Single out the lines that include the word "Market". Copy them.

* **Input for this task**
• • • • •
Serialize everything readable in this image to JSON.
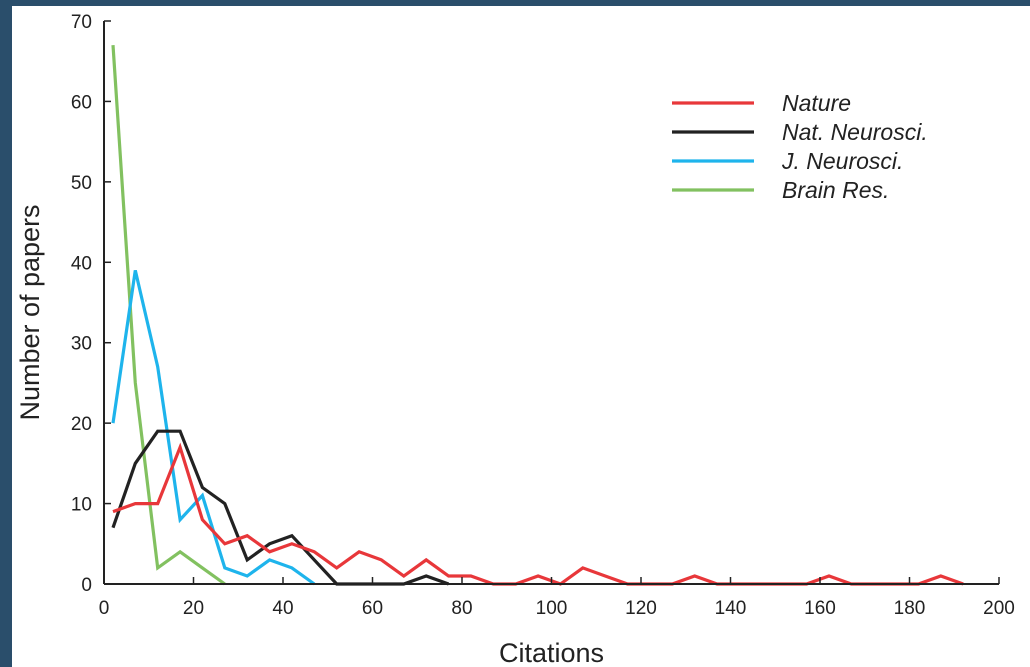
{
  "chart_data": {
    "type": "line",
    "title": "",
    "xlabel": "Citations",
    "ylabel": "Number of papers",
    "xlim": [
      0,
      200
    ],
    "ylim": [
      0,
      70
    ],
    "xticks": [
      "0",
      "20",
      "40",
      "60",
      "80",
      "100",
      "120",
      "140",
      "160",
      "180",
      "200"
    ],
    "yticks": [
      "0",
      "10",
      "20",
      "30",
      "40",
      "50",
      "60",
      "70"
    ],
    "grid": false,
    "legend_position": "top-right",
    "series": [
      {
        "name": "Nature",
        "color": "#e8373a",
        "x": [
          2,
          7,
          12,
          17,
          22,
          27,
          32,
          37,
          42,
          47,
          52,
          57,
          62,
          67,
          72,
          77,
          82,
          87,
          92,
          97,
          102,
          107,
          112,
          117,
          122,
          127,
          132,
          137,
          142,
          147,
          152,
          157,
          162,
          167,
          172,
          177,
          182,
          187,
          192
        ],
        "y": [
          9,
          10,
          10,
          17,
          8,
          5,
          6,
          4,
          5,
          4,
          2,
          4,
          3,
          1,
          3,
          1,
          1,
          0,
          0,
          1,
          0,
          2,
          1,
          0,
          0,
          0,
          1,
          0,
          0,
          0,
          0,
          0,
          1,
          0,
          0,
          0,
          0,
          1,
          0
        ]
      },
      {
        "name": "Nat. Neurosci.",
        "color": "#222222",
        "x": [
          2,
          7,
          12,
          17,
          22,
          27,
          32,
          37,
          42,
          47,
          52,
          57,
          62,
          67,
          72,
          77
        ],
        "y": [
          7,
          15,
          19,
          19,
          12,
          10,
          3,
          5,
          6,
          3,
          0,
          0,
          0,
          0,
          1,
          0
        ]
      },
      {
        "name": "J. Neurosci.",
        "color": "#1eb4ec",
        "x": [
          2,
          7,
          12,
          17,
          22,
          27,
          32,
          37,
          42,
          47
        ],
        "y": [
          20,
          39,
          27,
          8,
          11,
          2,
          1,
          3,
          2,
          0
        ]
      },
      {
        "name": "Brain Res.",
        "color": "#82c160",
        "x": [
          2,
          7,
          12,
          17,
          22,
          27
        ],
        "y": [
          67,
          25,
          2,
          4,
          2,
          0
        ]
      }
    ]
  }
}
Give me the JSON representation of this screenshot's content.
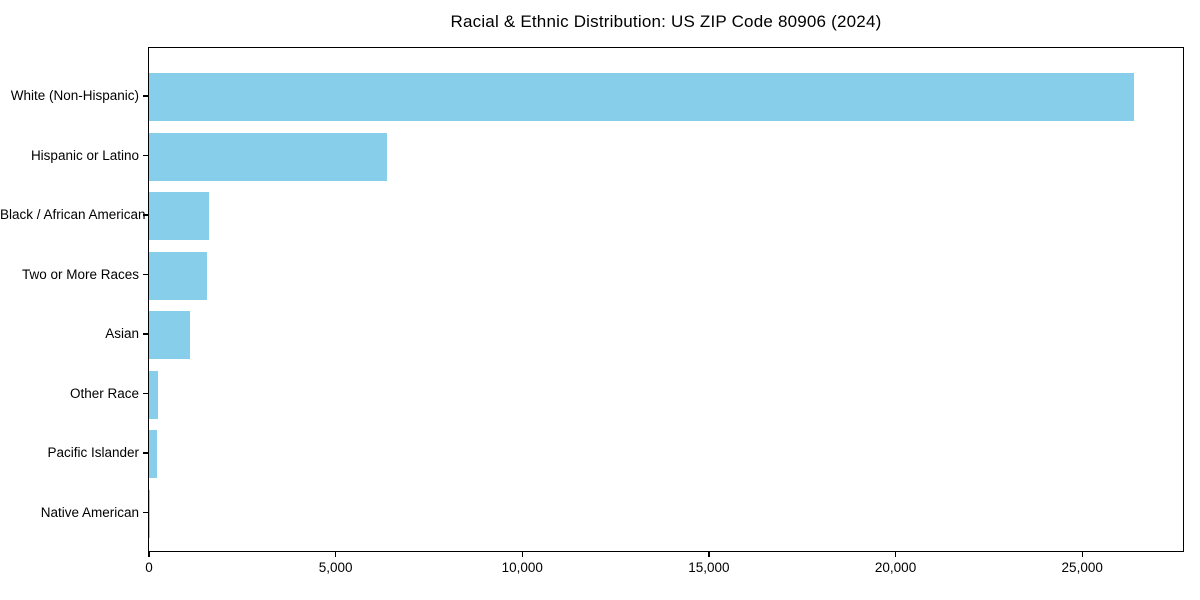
{
  "figure": {
    "background": "#ffffff"
  },
  "chart_data": {
    "type": "bar",
    "orientation": "horizontal",
    "title": "Racial & Ethnic Distribution: US ZIP Code 80906 (2024)",
    "categories": [
      "White (Non-Hispanic)",
      "Hispanic or Latino",
      "Black / African American",
      "Two or More Races",
      "Asian",
      "Other Race",
      "Pacific Islander",
      "Native American"
    ],
    "values": [
      26400,
      6380,
      1620,
      1560,
      1100,
      250,
      220,
      40
    ],
    "bar_color": "#87CEEB",
    "axis_color": "#000000",
    "text_color": "#000000",
    "xlabel": "",
    "ylabel": "",
    "xlim": [
      0,
      27700
    ],
    "xticks": [
      0,
      5000,
      10000,
      15000,
      20000,
      25000
    ],
    "xtick_labels": [
      "0",
      "5,000",
      "10,000",
      "15,000",
      "20,000",
      "25,000"
    ],
    "grid": false,
    "legend": null
  }
}
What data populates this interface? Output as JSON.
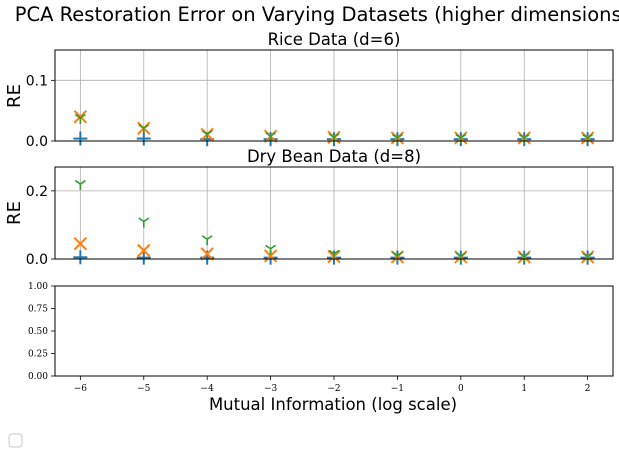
{
  "figure_title": "PCA Restoration Error on Varying Datasets (higher dimensions)",
  "shared_xlabel": "Mutual Information (log scale)",
  "colors": {
    "plus": "#1f77b4",
    "x": "#ff7f0e",
    "tri": "#2ca02c",
    "grid": "#b0b0b0"
  },
  "chart_data": [
    {
      "type": "scatter",
      "title": "Rice Data (d=6)",
      "ylabel": "RE",
      "xlim": [
        -6.4,
        2.4
      ],
      "ylim": [
        0,
        0.15
      ],
      "xticks": [
        -6,
        -5,
        -4,
        -3,
        -2,
        -1,
        0,
        1,
        2
      ],
      "yticks": [
        0.0,
        0.1
      ],
      "ytick_labels": [
        "0.0",
        "0.1"
      ],
      "grid": true,
      "series": [
        {
          "marker": "plus",
          "x": [
            -6,
            -5,
            -4,
            -3,
            -2,
            -1,
            0,
            1,
            2
          ],
          "y": [
            0.004,
            0.004,
            0.003,
            0.003,
            0.003,
            0.003,
            0.003,
            0.003,
            0.003
          ]
        },
        {
          "marker": "x",
          "x": [
            -6,
            -5,
            -4,
            -3,
            -2,
            -1,
            0,
            1,
            2
          ],
          "y": [
            0.04,
            0.021,
            0.011,
            0.008,
            0.006,
            0.005,
            0.005,
            0.005,
            0.005
          ]
        },
        {
          "marker": "tri",
          "x": [
            -6,
            -5,
            -4,
            -3,
            -2,
            -1,
            0,
            1,
            2
          ],
          "y": [
            0.038,
            0.021,
            0.011,
            0.008,
            0.006,
            0.005,
            0.005,
            0.005,
            0.005
          ]
        }
      ]
    },
    {
      "type": "scatter",
      "title": "Dry Bean Data (d=8)",
      "ylabel": "RE",
      "xlim": [
        -6.4,
        2.4
      ],
      "ylim": [
        0,
        0.27
      ],
      "xticks": [
        -6,
        -5,
        -4,
        -3,
        -2,
        -1,
        0,
        1,
        2
      ],
      "yticks": [
        0.0,
        0.2
      ],
      "ytick_labels": [
        "0.0",
        "0.2"
      ],
      "grid": true,
      "series": [
        {
          "marker": "plus",
          "x": [
            -6,
            -5,
            -4,
            -3,
            -2,
            -1,
            0,
            1,
            2
          ],
          "y": [
            0.005,
            0.004,
            0.004,
            0.004,
            0.004,
            0.004,
            0.004,
            0.004,
            0.004
          ]
        },
        {
          "marker": "x",
          "x": [
            -6,
            -5,
            -4,
            -3,
            -2,
            -1,
            0,
            1,
            2
          ],
          "y": [
            0.045,
            0.025,
            0.015,
            0.009,
            0.007,
            0.006,
            0.006,
            0.006,
            0.006
          ]
        },
        {
          "marker": "tri",
          "x": [
            -6,
            -5,
            -4,
            -3,
            -2,
            -1,
            0,
            1,
            2
          ],
          "y": [
            0.22,
            0.11,
            0.058,
            0.03,
            0.015,
            0.01,
            0.008,
            0.007,
            0.007
          ]
        }
      ]
    },
    {
      "type": "scatter",
      "title": "",
      "ylabel": "",
      "xlim": [
        -6.4,
        2.4
      ],
      "ylim": [
        0,
        1
      ],
      "xticks": [
        -6,
        -5,
        -4,
        -3,
        -2,
        -1,
        0,
        1,
        2
      ],
      "xtick_labels": [
        "−6",
        "−5",
        "−4",
        "−3",
        "−2",
        "−1",
        "0",
        "1",
        "2"
      ],
      "yticks": [
        0.0,
        0.25,
        0.5,
        0.75,
        1.0
      ],
      "ytick_labels": [
        "0.00",
        "0.25",
        "0.50",
        "0.75",
        "1.00"
      ],
      "grid": false,
      "series": []
    }
  ]
}
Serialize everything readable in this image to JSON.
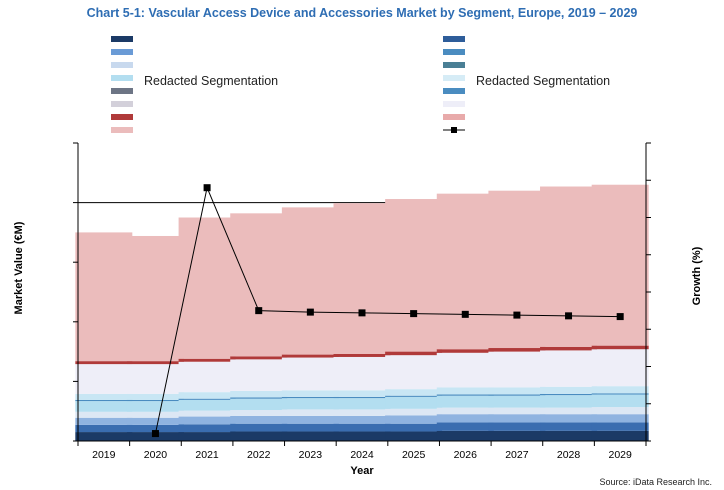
{
  "chart_data": {
    "type": "bar",
    "stacked": true,
    "title": "Chart 5-1: Vascular Access Device and Accessories Market by Segment, Europe, 2019 – 2029",
    "xlabel": "Year",
    "ylabel": "Market Value (€M)",
    "y2label": "Growth (%)",
    "source": "Source: iData Research Inc.",
    "legend_left_label": "Redacted Segmentation",
    "legend_right_label": "Redacted Segmentation",
    "grid": true,
    "ylim": [
      0,
      5
    ],
    "categories": [
      "2019",
      "2020",
      "2021",
      "2022",
      "2023",
      "2024",
      "2025",
      "2026",
      "2027",
      "2028",
      "2029"
    ],
    "series": [
      {
        "color": "#1b3a66",
        "values": [
          0.15,
          0.15,
          0.15,
          0.16,
          0.16,
          0.16,
          0.16,
          0.17,
          0.17,
          0.17,
          0.17
        ]
      },
      {
        "color": "#3a6db0",
        "values": [
          0.12,
          0.12,
          0.13,
          0.13,
          0.13,
          0.13,
          0.13,
          0.14,
          0.14,
          0.14,
          0.14
        ]
      },
      {
        "color": "#8fb3e0",
        "values": [
          0.12,
          0.12,
          0.13,
          0.13,
          0.13,
          0.13,
          0.14,
          0.14,
          0.14,
          0.14,
          0.14
        ]
      },
      {
        "color": "#dce7f4",
        "values": [
          0.1,
          0.1,
          0.1,
          0.1,
          0.11,
          0.11,
          0.11,
          0.11,
          0.11,
          0.11,
          0.12
        ]
      },
      {
        "color": "#b3def0",
        "values": [
          0.18,
          0.18,
          0.18,
          0.19,
          0.19,
          0.19,
          0.2,
          0.2,
          0.2,
          0.21,
          0.21
        ]
      },
      {
        "color": "#4a8cc0",
        "values": [
          0.02,
          0.02,
          0.02,
          0.02,
          0.02,
          0.02,
          0.02,
          0.02,
          0.02,
          0.02,
          0.02
        ]
      },
      {
        "color": "#c8e6f4",
        "values": [
          0.1,
          0.1,
          0.11,
          0.11,
          0.11,
          0.11,
          0.11,
          0.12,
          0.12,
          0.12,
          0.12
        ]
      },
      {
        "color": "#eeeef8",
        "values": [
          0.5,
          0.5,
          0.51,
          0.53,
          0.55,
          0.56,
          0.57,
          0.58,
          0.6,
          0.61,
          0.62
        ]
      },
      {
        "color": "#b03a3a",
        "values": [
          0.05,
          0.05,
          0.05,
          0.05,
          0.05,
          0.05,
          0.06,
          0.06,
          0.06,
          0.06,
          0.06
        ]
      },
      {
        "color": "#ebbcbc",
        "values": [
          2.16,
          2.1,
          2.37,
          2.4,
          2.47,
          2.53,
          2.56,
          2.61,
          2.64,
          2.69,
          2.7
        ]
      }
    ],
    "growth_line": {
      "marker": "square",
      "ylim": [
        -0.17,
        0.23
      ],
      "values": [
        null,
        -0.16,
        0.17,
        0.005,
        0.003,
        0.002,
        0.001,
        0.0,
        -0.001,
        -0.002,
        -0.003
      ]
    },
    "legend_left_colors": [
      "#1b3a66",
      "#6a9bd6",
      "#c8d9ee",
      "#b3def0",
      "#6d7585",
      "#d3d0da",
      "#b03a3a",
      "#ebbcbc"
    ],
    "legend_right_colors": [
      "#2e5d9a",
      "#4a8cc0",
      "#4a7f95",
      "#d6ecf6",
      "#4a8cc0",
      "#eeeef8",
      "#e8aaaa"
    ]
  }
}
• • • • •
* **Output**
    "title": "Chart 5-1: Vascular Access Device and Accessories Market by Segment, Europe, 2019 – 2029",
    "ylabel": "Market Value (€M)",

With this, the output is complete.